#### Goal of the exercise
Search the entries for the word "Narrow" and pull out each line that has it.

#### Dataset excerpts
▬▬▬
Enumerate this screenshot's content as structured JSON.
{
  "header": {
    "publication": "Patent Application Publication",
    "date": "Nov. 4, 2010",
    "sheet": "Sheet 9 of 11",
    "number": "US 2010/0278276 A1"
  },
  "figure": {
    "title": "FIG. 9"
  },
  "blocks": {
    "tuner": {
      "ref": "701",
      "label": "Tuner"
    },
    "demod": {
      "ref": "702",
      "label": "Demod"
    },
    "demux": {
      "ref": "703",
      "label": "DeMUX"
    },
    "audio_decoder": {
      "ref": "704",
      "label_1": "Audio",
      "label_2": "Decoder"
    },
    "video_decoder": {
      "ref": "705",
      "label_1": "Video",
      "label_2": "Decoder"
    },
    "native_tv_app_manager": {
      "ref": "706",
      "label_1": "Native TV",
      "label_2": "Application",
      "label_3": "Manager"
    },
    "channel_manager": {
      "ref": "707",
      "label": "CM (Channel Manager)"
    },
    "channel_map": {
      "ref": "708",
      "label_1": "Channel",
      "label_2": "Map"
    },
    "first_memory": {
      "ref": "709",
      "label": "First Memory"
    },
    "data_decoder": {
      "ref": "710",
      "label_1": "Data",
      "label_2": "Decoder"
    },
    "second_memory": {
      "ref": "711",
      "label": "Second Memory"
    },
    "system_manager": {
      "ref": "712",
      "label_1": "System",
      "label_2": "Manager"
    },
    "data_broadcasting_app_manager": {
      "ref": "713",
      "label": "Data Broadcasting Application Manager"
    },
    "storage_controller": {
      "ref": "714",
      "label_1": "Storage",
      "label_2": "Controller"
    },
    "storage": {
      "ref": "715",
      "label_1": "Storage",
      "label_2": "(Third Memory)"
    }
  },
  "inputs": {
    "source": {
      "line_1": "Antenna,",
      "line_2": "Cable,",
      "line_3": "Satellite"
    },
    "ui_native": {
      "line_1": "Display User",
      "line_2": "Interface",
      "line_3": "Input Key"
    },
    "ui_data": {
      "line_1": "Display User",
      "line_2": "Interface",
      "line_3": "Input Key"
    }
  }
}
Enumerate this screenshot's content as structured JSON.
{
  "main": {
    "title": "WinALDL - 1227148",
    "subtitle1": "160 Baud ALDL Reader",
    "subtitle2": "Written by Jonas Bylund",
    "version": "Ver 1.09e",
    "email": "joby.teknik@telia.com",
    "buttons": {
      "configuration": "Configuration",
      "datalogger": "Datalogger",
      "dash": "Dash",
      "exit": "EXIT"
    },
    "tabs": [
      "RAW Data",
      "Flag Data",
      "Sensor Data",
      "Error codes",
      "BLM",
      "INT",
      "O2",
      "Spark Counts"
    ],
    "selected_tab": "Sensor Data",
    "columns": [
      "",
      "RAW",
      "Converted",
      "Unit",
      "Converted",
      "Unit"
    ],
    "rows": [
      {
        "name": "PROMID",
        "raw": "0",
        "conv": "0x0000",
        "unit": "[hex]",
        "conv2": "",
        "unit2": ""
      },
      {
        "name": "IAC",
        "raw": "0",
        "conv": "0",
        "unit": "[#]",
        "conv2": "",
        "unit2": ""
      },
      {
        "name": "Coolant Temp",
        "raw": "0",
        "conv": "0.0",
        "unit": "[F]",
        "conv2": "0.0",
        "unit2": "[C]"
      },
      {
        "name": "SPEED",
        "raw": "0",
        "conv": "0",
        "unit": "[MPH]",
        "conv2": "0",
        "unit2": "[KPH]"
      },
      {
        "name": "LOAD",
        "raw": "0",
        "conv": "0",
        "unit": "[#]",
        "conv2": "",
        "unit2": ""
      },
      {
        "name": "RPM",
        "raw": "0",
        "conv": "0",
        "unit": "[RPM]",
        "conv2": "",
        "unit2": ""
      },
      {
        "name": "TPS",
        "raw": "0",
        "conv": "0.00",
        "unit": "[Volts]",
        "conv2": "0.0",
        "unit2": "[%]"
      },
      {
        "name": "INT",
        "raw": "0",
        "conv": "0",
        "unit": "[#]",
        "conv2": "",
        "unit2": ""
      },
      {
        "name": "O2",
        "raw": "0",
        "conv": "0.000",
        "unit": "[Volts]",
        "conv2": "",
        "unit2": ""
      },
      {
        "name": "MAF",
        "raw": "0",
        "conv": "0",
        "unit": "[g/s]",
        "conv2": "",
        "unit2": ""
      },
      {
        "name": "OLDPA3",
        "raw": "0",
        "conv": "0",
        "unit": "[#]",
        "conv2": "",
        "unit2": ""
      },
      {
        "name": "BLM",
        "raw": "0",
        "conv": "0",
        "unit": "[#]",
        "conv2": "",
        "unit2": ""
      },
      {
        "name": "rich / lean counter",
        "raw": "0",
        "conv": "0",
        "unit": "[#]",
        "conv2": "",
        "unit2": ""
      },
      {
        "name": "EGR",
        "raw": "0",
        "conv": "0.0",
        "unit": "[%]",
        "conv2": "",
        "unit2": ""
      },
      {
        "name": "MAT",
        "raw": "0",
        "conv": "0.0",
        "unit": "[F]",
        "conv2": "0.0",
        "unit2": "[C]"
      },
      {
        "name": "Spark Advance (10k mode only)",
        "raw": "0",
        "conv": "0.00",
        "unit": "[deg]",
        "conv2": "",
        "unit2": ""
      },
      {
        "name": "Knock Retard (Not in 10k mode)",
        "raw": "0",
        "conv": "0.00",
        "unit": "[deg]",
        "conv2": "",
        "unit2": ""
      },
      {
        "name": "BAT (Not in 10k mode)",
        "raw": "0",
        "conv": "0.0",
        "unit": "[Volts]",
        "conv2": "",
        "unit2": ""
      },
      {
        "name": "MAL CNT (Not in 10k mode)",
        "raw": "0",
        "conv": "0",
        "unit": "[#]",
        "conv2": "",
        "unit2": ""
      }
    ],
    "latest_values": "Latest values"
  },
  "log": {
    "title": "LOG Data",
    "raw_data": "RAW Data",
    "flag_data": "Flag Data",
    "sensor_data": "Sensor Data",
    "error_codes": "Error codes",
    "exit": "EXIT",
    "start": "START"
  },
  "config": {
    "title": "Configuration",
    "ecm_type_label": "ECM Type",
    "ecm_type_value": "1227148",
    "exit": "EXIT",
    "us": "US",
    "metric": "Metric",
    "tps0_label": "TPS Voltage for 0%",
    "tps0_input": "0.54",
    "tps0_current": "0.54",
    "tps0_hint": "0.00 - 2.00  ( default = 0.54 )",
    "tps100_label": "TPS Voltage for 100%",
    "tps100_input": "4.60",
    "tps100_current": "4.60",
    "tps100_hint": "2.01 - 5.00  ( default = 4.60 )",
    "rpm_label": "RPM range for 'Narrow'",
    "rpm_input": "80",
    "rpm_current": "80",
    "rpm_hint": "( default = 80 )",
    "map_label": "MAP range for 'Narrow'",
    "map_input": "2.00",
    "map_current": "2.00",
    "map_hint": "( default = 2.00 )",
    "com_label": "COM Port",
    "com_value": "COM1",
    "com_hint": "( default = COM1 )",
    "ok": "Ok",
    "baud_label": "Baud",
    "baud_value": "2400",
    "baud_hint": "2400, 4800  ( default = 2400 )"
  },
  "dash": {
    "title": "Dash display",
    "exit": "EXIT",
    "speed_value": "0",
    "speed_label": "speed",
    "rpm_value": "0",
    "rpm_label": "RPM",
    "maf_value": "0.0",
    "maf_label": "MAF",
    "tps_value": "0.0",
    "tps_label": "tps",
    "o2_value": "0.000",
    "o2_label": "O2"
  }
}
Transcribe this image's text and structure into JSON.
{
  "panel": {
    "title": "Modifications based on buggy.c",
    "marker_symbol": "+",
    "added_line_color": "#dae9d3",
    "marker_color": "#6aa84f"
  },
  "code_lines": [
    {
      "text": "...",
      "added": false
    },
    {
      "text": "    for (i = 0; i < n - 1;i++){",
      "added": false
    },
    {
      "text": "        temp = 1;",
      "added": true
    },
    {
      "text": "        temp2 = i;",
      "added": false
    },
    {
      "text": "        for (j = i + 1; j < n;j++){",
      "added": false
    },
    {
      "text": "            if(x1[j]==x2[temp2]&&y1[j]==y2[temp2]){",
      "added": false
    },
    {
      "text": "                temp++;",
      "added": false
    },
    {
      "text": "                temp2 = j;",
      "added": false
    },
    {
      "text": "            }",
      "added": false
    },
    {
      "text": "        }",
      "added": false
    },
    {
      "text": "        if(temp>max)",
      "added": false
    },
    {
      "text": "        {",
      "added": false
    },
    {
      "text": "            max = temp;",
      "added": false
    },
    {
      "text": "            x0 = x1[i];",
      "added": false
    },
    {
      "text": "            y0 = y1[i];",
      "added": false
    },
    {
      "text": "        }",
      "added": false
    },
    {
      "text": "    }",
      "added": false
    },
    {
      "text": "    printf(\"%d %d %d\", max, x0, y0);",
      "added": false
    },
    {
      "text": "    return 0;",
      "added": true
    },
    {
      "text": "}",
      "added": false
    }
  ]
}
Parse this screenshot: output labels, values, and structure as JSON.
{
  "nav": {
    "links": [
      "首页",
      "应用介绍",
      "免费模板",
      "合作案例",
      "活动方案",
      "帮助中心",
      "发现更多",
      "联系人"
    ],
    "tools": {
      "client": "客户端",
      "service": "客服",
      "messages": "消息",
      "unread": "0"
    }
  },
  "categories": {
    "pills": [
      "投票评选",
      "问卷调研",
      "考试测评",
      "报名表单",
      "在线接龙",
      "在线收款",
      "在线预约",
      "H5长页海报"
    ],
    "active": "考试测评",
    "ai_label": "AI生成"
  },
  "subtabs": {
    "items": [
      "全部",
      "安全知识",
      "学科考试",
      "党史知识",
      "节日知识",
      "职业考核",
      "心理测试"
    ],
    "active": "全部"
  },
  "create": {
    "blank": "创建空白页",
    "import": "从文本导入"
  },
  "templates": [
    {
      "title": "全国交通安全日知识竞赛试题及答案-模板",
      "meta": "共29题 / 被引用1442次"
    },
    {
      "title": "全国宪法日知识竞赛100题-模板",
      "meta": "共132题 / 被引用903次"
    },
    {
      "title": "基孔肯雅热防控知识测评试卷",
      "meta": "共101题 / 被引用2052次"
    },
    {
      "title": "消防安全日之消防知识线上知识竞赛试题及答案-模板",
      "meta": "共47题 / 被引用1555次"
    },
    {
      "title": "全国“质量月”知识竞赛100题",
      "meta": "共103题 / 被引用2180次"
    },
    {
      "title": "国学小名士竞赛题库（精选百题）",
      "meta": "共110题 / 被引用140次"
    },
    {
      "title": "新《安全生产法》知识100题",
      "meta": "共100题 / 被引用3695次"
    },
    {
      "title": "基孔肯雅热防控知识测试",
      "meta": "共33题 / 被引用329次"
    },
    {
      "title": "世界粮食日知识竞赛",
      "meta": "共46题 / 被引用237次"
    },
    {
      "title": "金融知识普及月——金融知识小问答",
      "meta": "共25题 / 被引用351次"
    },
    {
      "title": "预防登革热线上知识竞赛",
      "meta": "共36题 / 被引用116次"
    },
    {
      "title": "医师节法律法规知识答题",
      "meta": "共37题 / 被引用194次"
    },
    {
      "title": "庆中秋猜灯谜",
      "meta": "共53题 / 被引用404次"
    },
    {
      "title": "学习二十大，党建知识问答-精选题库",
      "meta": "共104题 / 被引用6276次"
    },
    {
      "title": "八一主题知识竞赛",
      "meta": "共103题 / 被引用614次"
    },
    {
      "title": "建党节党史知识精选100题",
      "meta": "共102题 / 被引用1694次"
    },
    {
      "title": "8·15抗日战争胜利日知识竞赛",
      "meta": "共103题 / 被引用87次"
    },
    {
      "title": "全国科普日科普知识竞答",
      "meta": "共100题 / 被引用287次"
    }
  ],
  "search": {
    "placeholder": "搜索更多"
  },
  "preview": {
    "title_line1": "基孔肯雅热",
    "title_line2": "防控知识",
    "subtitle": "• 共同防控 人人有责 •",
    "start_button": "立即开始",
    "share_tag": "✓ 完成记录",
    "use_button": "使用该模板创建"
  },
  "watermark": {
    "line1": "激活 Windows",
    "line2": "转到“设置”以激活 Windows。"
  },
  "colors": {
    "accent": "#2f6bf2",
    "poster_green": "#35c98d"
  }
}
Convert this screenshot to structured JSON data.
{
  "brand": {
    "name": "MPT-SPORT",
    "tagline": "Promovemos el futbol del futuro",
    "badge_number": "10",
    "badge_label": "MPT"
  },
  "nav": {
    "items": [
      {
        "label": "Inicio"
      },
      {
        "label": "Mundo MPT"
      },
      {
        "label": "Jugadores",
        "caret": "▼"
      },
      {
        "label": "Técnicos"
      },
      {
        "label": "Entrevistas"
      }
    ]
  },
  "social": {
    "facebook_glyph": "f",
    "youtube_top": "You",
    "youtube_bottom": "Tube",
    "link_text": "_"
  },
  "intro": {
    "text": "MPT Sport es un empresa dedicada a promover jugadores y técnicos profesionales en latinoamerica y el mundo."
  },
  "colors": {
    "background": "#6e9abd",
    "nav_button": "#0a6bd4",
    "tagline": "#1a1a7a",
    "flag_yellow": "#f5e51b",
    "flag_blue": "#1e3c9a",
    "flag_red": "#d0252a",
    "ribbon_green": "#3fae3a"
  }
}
▬▬▬
#### Completed exercise
    "rpm_label": "RPM range for 'Narrow'",
    "map_label": "MAP range for 'Narrow'",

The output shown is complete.